Saved entries:
__________________________________________________
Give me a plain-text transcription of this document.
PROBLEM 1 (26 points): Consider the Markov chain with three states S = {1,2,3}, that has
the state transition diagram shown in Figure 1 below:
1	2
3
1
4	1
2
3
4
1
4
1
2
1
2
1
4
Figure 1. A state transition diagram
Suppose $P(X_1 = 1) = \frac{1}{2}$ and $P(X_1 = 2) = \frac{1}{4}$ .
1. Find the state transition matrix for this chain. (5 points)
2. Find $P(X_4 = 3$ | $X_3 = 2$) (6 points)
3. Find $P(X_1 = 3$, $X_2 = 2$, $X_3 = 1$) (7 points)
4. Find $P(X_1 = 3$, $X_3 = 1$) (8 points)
__________________________________________________
• Required work:
Please restate the records in full, word for word.

• Reply:
Give me a plain-text transcription of this document.
PROBLEM 1 (26 points): Consider the Markov chain with three states S = {1,2,3}, that has
the state transition diagram shown in Figure 1 below:
1	2
3
1
4	1
2
3
4
1
4
1
2
1
2
1
4
Figure 1. A state transition diagram
Suppose $P(X_1 = 1) = \frac{1}{2}$ and $P(X_1 = 2) = \frac{1}{4}$ .
1. Find the state transition matrix for this chain. (5 points)
2. Find $P(X_4 = 3$ | $X_3 = 2$) (6 points)
3. Find $P(X_1 = 3$, $X_2 = 2$, $X_3 = 1$) (7 points)
4. Find $P(X_1 = 3$, $X_3 = 1$) (8 points)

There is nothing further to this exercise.